Looking at the data below, state how many lines contain "axis". No other words are wanted.

________________________

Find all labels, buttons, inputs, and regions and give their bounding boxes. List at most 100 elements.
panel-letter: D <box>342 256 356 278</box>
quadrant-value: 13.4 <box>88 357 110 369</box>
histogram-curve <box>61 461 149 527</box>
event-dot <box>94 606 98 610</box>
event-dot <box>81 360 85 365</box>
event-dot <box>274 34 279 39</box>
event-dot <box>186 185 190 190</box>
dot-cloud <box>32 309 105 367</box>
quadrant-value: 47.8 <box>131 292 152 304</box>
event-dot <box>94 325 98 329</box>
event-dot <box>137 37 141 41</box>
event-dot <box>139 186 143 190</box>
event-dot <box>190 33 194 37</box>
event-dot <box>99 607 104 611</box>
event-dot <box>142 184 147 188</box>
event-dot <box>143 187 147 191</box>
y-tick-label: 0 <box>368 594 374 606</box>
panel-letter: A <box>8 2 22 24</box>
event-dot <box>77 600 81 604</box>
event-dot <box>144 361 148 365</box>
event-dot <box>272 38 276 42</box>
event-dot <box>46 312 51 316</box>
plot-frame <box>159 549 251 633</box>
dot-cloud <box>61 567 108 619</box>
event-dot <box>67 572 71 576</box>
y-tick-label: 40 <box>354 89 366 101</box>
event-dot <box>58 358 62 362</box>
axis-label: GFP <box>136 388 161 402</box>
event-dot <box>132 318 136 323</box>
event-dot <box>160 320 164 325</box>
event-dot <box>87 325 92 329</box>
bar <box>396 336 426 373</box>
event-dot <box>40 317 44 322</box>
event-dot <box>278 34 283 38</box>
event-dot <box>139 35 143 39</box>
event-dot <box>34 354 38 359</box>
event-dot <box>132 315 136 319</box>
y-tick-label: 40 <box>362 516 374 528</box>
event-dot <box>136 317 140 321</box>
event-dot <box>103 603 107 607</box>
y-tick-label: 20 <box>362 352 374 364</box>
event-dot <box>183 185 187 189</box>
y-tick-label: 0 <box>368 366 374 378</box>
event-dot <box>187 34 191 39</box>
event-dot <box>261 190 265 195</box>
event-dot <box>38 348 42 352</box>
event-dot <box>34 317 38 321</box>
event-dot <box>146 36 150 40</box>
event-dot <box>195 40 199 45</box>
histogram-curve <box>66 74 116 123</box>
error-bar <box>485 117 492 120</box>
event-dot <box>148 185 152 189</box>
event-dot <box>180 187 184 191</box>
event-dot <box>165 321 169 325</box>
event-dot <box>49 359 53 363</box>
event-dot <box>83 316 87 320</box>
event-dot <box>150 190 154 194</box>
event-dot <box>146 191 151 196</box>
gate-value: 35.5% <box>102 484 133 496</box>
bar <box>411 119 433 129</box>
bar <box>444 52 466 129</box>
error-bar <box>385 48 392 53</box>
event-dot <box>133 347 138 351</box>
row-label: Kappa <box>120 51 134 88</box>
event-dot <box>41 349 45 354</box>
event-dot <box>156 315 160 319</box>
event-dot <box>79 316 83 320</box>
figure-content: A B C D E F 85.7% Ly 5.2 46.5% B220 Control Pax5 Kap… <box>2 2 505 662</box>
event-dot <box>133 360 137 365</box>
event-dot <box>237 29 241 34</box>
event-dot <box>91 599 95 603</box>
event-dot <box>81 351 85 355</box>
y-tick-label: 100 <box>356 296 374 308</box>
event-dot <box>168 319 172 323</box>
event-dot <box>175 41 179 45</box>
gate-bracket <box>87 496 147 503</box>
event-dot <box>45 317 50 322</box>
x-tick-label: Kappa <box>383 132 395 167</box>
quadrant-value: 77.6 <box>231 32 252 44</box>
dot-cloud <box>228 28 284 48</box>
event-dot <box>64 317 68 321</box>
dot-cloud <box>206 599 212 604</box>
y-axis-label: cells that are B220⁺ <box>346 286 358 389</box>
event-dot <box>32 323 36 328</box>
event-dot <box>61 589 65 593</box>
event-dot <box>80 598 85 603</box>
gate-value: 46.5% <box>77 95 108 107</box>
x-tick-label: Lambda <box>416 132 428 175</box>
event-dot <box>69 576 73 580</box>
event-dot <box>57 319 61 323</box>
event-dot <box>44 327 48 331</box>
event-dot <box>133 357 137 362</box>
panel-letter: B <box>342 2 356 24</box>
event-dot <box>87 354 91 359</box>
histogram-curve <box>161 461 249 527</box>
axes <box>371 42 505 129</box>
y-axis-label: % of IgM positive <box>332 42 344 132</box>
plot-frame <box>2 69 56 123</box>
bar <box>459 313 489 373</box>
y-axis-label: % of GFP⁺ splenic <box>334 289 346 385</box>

________________________

= Result of this task =
4